### WRITTEN INSTRUCTION
All the data should come back exactly as it was given.

### RAW DATA
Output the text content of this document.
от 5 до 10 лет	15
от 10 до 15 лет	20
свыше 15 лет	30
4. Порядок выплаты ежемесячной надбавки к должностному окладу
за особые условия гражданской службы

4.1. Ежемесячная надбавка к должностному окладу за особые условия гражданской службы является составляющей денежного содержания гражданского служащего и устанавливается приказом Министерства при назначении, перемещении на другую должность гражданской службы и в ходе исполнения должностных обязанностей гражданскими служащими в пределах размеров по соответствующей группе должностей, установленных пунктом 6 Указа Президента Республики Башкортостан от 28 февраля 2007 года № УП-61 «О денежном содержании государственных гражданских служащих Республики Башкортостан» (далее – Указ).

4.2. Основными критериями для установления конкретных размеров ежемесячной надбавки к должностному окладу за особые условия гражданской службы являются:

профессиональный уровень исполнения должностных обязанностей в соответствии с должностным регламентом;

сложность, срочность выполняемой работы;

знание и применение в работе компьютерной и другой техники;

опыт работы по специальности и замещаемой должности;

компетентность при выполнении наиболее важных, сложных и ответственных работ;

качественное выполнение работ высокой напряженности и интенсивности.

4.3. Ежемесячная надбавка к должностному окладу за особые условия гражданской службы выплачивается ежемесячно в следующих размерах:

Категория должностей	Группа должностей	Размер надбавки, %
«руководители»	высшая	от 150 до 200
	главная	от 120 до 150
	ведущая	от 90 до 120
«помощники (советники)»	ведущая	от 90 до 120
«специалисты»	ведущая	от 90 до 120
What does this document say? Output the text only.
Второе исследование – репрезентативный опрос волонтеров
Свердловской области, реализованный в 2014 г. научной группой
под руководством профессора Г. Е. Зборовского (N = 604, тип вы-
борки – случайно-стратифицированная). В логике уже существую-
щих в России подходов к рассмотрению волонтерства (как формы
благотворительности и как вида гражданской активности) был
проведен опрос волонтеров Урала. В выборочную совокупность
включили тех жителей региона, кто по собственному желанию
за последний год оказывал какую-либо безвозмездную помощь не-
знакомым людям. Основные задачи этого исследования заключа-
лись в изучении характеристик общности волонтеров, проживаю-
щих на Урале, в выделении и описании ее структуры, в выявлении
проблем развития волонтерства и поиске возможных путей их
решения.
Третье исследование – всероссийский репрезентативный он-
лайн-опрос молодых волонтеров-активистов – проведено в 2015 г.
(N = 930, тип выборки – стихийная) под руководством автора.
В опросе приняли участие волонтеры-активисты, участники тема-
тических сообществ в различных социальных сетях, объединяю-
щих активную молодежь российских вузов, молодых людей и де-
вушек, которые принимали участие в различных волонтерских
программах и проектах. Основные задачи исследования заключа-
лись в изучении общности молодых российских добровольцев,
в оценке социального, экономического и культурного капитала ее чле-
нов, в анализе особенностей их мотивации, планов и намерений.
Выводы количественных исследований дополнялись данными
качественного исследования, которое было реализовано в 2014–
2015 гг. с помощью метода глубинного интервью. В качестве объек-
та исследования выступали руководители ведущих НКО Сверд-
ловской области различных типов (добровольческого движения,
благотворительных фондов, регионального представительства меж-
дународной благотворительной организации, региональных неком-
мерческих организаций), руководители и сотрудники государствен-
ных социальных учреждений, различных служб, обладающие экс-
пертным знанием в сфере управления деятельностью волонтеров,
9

### REPLY TO THE EXERCISE
Output the text content of this document.
от 5 до 10 лет	15
от 10 до 15 лет	20
свыше 15 лет	30
4. Порядок выплаты ежемесячной надбавки к должностному окладу
за особые условия гражданской службы

4.1. Ежемесячная надбавка к должностному окладу за особые условия гражданской службы является составляющей денежного содержания гражданского служащего и устанавливается приказом Министерства при назначении, перемещении на другую должность гражданской службы и в ходе исполнения должностных обязанностей гражданскими служащими в пределах размеров по соответствующей группе должностей, установленных пунктом 6 Указа Президента Республики Башкортостан от 28 февраля 2007 года № УП-61 «О денежном содержании государственных гражданских служащих Республики Башкортостан» (далее – Указ).

4.2. Основными критериями для установления конкретных размеров ежемесячной надбавки к должностному окладу за особые условия гражданской службы являются:

профессиональный уровень исполнения должностных обязанностей в соответствии с должностным регламентом;

сложность, срочность выполняемой работы;

знание и применение в работе компьютерной и другой техники;

опыт работы по специальности и замещаемой должности;

компетентность при выполнении наиболее важных, сложных и ответственных работ;

качественное выполнение работ высокой напряженности и интенсивности.

4.3. Ежемесячная надбавка к должностному окладу за особые условия гражданской службы выплачивается ежемесячно в следующих размерах:

Категория должностей	Группа должностей	Размер надбавки, %
«руководители»	высшая	от 150 до 200
	главная	от 120 до 150
	ведущая	от 90 до 120
«помощники (советники)»	ведущая	от 90 до 120
«специалисты»	ведущая	от 90 до 120
What does this document say? Output the text only.
Второе исследование – репрезентативный опрос волонтеров
Свердловской области, реализованный в 2014 г. научной группой
под руководством профессора Г. Е. Зборовского (N = 604, тип вы-
борки – случайно-стратифицированная). В логике уже существую-
щих в России подходов к рассмотрению волонтерства (как формы
благотворительности и как вида гражданской активности) был
проведен опрос волонтеров Урала. В выборочную совокупность
включили тех жителей региона, кто по собственному желанию
за последний год оказывал какую-либо безвозмездную помощь не-
знакомым людям. Основные задачи этого исследования заключа-
лись в изучении характеристик общности волонтеров, проживаю-
щих на Урале, в выделении и описании ее структуры, в выявлении
проблем развития волонтерства и поиске возможных путей их
решения.
Третье исследование – всероссийский репрезентативный он-
лайн-опрос молодых волонтеров-активистов – проведено в 2015 г.
(N = 930, тип выборки – стихийная) под руководством автора.
В опросе приняли участие волонтеры-активисты, участники тема-
тических сообществ в различных социальных сетях, объединяю-
щих активную молодежь российских вузов, молодых людей и де-
вушек, которые принимали участие в различных волонтерских
программах и проектах. Основные задачи исследования заключа-
лись в изучении общности молодых российских добровольцев,
в оценке социального, экономического и культурного капитала ее чле-
нов, в анализе особенностей их мотивации, планов и намерений.
Выводы количественных исследований дополнялись данными
качественного исследования, которое было реализовано в 2014–
2015 гг. с помощью метода глубинного интервью. В качестве объек-
та исследования выступали руководители ведущих НКО Сверд-
ловской области различных типов (добровольческого движения,
благотворительных фондов, регионального представительства меж-
дународной благотворительной организации, региональных неком-
мерческих организаций), руководители и сотрудники государствен-
ных социальных учреждений, различных служб, обладающие экс-
пертным знанием в сфере управления деятельностью волонтеров,
9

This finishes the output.